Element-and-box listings
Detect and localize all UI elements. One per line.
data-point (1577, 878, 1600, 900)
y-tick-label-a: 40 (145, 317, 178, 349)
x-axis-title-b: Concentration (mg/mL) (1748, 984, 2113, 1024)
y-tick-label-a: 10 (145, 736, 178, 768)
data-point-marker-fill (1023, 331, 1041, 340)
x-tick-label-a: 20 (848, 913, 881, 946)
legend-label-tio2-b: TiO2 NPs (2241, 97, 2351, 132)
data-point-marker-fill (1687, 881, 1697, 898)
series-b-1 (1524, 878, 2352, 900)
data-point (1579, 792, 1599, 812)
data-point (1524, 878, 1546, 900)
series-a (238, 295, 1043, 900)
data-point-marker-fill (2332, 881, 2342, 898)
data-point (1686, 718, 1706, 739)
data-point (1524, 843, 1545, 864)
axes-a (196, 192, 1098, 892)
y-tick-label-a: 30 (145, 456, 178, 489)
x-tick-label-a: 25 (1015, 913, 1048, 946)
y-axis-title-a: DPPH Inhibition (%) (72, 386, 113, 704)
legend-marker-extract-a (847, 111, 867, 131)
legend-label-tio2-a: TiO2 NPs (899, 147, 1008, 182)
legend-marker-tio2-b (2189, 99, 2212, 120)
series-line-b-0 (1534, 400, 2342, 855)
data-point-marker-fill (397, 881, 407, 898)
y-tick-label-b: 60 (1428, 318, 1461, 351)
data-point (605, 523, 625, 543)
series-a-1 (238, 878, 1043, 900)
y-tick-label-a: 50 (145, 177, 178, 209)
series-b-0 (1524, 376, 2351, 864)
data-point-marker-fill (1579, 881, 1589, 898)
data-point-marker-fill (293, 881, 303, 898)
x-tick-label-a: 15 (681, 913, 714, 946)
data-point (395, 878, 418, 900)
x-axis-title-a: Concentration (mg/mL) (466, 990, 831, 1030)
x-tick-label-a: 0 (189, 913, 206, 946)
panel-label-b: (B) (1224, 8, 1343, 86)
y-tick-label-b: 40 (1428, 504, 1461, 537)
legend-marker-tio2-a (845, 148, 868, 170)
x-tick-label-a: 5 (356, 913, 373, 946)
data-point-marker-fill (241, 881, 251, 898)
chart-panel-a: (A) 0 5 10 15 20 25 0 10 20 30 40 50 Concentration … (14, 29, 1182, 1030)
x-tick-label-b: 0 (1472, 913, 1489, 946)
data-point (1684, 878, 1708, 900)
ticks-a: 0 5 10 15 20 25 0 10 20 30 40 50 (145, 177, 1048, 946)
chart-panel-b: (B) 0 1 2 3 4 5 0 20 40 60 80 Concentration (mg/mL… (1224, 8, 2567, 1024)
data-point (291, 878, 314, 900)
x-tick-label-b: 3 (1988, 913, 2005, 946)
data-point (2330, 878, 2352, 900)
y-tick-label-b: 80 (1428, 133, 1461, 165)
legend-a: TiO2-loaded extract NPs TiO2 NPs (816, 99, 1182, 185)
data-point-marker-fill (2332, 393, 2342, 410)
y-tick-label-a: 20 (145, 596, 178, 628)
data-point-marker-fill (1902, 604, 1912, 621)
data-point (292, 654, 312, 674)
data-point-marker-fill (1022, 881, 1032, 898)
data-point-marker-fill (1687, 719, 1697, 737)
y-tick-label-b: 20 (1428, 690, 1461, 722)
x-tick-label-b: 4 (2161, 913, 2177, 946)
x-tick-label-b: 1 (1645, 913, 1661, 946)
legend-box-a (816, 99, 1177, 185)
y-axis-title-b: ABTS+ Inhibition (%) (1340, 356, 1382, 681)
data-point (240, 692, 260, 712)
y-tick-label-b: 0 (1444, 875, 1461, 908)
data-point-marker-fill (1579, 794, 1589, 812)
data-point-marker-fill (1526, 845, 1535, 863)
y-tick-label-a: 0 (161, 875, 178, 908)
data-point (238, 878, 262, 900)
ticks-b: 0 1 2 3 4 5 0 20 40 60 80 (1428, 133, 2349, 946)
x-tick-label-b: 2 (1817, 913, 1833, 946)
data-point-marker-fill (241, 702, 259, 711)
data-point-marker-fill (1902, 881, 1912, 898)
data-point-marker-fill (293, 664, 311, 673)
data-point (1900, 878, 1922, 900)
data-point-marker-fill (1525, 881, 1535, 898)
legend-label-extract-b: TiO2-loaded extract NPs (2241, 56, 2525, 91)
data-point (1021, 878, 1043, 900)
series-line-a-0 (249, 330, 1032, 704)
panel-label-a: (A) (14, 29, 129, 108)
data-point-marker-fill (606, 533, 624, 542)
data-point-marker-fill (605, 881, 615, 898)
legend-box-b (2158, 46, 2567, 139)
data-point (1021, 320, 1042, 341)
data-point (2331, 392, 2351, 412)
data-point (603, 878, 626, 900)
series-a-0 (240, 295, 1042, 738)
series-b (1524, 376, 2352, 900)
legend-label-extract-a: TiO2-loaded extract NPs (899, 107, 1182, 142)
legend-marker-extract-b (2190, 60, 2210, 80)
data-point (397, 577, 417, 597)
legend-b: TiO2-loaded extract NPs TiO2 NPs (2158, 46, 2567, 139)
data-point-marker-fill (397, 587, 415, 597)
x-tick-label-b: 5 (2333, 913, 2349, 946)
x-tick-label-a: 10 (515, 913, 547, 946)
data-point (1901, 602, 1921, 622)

■ REQUIRED WORK ■
Please reproduce all of the lines above exactly as they appear.

■ CORRECT OUTPUT ■
Detect and localize all UI elements. One per line.
data-point (1577, 878, 1600, 900)
y-tick-label-a: 40 (145, 317, 178, 349)
x-axis-title-b: Concentration (mg/mL) (1748, 984, 2113, 1024)
y-tick-label-a: 10 (145, 736, 178, 768)
data-point-marker-fill (1023, 331, 1041, 340)
x-tick-label-a: 20 (848, 913, 881, 946)
legend-label-tio2-b: TiO2 NPs (2241, 97, 2351, 132)
data-point-marker-fill (1687, 881, 1697, 898)
series-b-1 (1524, 878, 2352, 900)
data-point (1579, 792, 1599, 812)
data-point (1524, 878, 1546, 900)
series-a (238, 295, 1043, 900)
data-point-marker-fill (2332, 881, 2342, 898)
data-point (1686, 718, 1706, 739)
data-point (1524, 843, 1545, 864)
axes-a (196, 192, 1098, 892)
y-tick-label-a: 30 (145, 456, 178, 489)
x-tick-label-a: 25 (1015, 913, 1048, 946)
y-axis-title-a: DPPH Inhibition (%) (72, 386, 113, 704)
legend-marker-extract-a (847, 111, 867, 131)
legend-label-tio2-a: TiO2 NPs (899, 147, 1008, 182)
legend-marker-tio2-b (2189, 99, 2212, 120)
series-line-b-0 (1534, 400, 2342, 855)
data-point-marker-fill (397, 881, 407, 898)
y-tick-label-b: 60 (1428, 318, 1461, 351)
data-point (605, 523, 625, 543)
series-a-1 (238, 878, 1043, 900)
y-tick-label-a: 50 (145, 177, 178, 209)
series-b-0 (1524, 376, 2351, 864)
data-point-marker-fill (1579, 881, 1589, 898)
data-point-marker-fill (293, 881, 303, 898)
x-tick-label-a: 15 (681, 913, 714, 946)
data-point (395, 878, 418, 900)
x-axis-title-a: Concentration (mg/mL) (466, 990, 831, 1030)
x-tick-label-a: 0 (189, 913, 206, 946)
panel-label-b: (B) (1224, 8, 1343, 86)
y-tick-label-b: 40 (1428, 504, 1461, 537)
legend-marker-tio2-a (845, 148, 868, 170)
x-tick-label-a: 5 (356, 913, 373, 946)
data-point-marker-fill (241, 881, 251, 898)
chart-panel-a: (A) 0 5 10 15 20 25 0 10 20 30 40 50 Concentration … (14, 29, 1182, 1030)
x-tick-label-b: 0 (1472, 913, 1489, 946)
data-point (1684, 878, 1708, 900)
ticks-a: 0 5 10 15 20 25 0 10 20 30 40 50 (145, 177, 1048, 946)
chart-panel-b: (B) 0 1 2 3 4 5 0 20 40 60 80 Concentration (mg/mL… (1224, 8, 2567, 1024)
data-point (291, 878, 314, 900)
x-tick-label-b: 3 (1988, 913, 2005, 946)
data-point (2330, 878, 2352, 900)
y-tick-label-b: 80 (1428, 133, 1461, 165)
legend-a: TiO2-loaded extract NPs TiO2 NPs (816, 99, 1182, 185)
data-point-marker-fill (2332, 393, 2342, 410)
y-tick-label-a: 20 (145, 596, 178, 628)
data-point-marker-fill (1902, 604, 1912, 621)
data-point (292, 654, 312, 674)
data-point-marker-fill (1022, 881, 1032, 898)
data-point-marker-fill (1687, 719, 1697, 737)
y-tick-label-b: 20 (1428, 690, 1461, 722)
x-tick-label-b: 4 (2161, 913, 2177, 946)
x-tick-label-b: 1 (1645, 913, 1661, 946)
legend-box-a (816, 99, 1177, 185)
y-axis-title-b: ABTS+ Inhibition (%) (1340, 356, 1382, 681)
data-point (240, 692, 260, 712)
y-tick-label-b: 0 (1444, 875, 1461, 908)
data-point-marker-fill (1579, 794, 1589, 812)
data-point-marker-fill (1526, 845, 1535, 863)
y-tick-label-a: 0 (161, 875, 178, 908)
data-point (238, 878, 262, 900)
ticks-b: 0 1 2 3 4 5 0 20 40 60 80 (1428, 133, 2349, 946)
x-tick-label-b: 2 (1817, 913, 1833, 946)
data-point-marker-fill (241, 702, 259, 711)
data-point-marker-fill (1902, 881, 1912, 898)
data-point-marker-fill (293, 664, 311, 673)
data-point (1900, 878, 1922, 900)
data-point-marker-fill (1525, 881, 1535, 898)
legend-label-extract-b: TiO2-loaded extract NPs (2241, 56, 2525, 91)
data-point (1021, 878, 1043, 900)
series-line-a-0 (249, 330, 1032, 704)
panel-label-a: (A) (14, 29, 129, 108)
data-point-marker-fill (606, 533, 624, 542)
data-point-marker-fill (605, 881, 615, 898)
legend-box-b (2158, 46, 2567, 139)
data-point (1021, 320, 1042, 341)
data-point (2331, 392, 2351, 412)
data-point (603, 878, 626, 900)
series-a-0 (240, 295, 1042, 738)
series-b (1524, 376, 2352, 900)
legend-label-extract-a: TiO2-loaded extract NPs (899, 107, 1182, 142)
legend-marker-extract-b (2190, 60, 2210, 80)
data-point (397, 577, 417, 597)
legend-b: TiO2-loaded extract NPs TiO2 NPs (2158, 46, 2567, 139)
data-point-marker-fill (397, 587, 415, 597)
x-tick-label-b: 5 (2333, 913, 2349, 946)
x-tick-label-a: 10 (515, 913, 547, 946)
data-point (1901, 602, 1921, 622)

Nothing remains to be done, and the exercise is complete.